== Aim ==
From the listing, collect all lines containing the word "icon".

[Part of a data file]
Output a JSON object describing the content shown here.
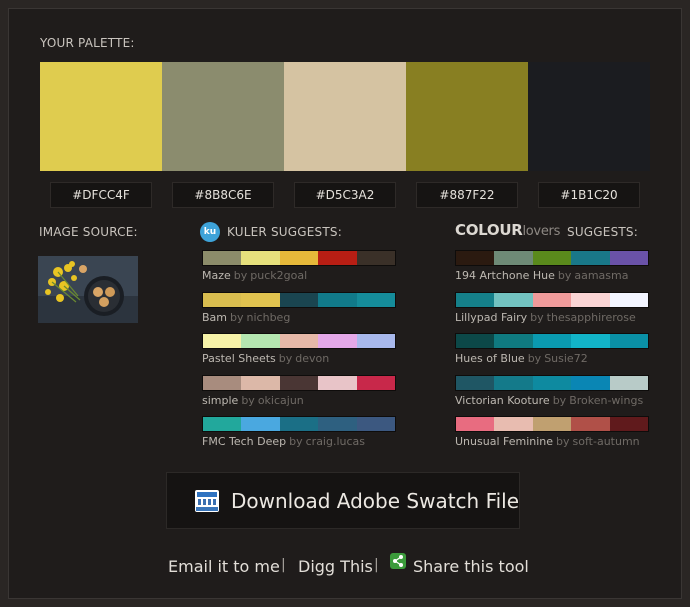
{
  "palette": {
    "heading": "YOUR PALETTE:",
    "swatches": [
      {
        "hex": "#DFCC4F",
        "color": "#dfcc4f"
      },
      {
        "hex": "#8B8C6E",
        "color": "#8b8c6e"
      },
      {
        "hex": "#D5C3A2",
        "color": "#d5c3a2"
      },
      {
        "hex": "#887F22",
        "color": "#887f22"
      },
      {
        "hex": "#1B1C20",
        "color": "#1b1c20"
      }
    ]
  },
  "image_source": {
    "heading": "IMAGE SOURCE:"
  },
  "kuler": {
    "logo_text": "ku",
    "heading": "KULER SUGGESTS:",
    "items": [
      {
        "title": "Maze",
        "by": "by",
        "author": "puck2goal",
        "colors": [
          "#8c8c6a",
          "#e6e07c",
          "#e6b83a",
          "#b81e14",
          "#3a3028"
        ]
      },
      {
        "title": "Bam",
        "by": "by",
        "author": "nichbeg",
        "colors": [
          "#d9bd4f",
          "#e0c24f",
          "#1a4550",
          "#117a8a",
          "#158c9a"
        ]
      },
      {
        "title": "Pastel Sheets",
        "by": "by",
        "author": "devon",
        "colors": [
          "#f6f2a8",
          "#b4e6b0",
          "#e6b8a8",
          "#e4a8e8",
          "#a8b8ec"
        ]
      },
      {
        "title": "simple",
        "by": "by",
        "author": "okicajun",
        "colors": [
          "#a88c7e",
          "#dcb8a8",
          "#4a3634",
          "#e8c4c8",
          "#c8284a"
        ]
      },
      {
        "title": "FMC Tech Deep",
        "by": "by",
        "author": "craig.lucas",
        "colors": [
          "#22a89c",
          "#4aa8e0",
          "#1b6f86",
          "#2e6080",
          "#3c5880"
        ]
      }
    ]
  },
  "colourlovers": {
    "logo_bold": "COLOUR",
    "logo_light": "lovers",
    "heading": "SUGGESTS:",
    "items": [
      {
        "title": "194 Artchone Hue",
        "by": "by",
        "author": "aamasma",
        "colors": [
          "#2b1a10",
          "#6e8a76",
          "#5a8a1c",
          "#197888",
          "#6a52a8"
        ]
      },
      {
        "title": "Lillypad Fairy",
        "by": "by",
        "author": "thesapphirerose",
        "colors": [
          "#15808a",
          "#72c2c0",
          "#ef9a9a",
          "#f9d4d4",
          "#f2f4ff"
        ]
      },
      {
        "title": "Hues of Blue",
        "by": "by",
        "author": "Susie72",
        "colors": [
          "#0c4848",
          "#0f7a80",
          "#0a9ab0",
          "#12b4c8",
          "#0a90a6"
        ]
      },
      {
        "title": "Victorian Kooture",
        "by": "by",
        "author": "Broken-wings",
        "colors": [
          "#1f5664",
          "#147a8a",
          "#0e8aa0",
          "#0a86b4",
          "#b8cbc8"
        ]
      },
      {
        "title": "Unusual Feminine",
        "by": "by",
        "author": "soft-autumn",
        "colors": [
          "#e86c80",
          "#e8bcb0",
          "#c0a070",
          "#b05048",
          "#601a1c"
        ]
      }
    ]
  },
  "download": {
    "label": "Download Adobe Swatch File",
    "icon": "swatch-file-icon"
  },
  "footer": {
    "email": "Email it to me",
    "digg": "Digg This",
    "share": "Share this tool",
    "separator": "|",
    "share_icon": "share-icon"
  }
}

== Solution to the exercise ==
    "icon": "swatch-file-icon"
    "share_icon": "share-icon"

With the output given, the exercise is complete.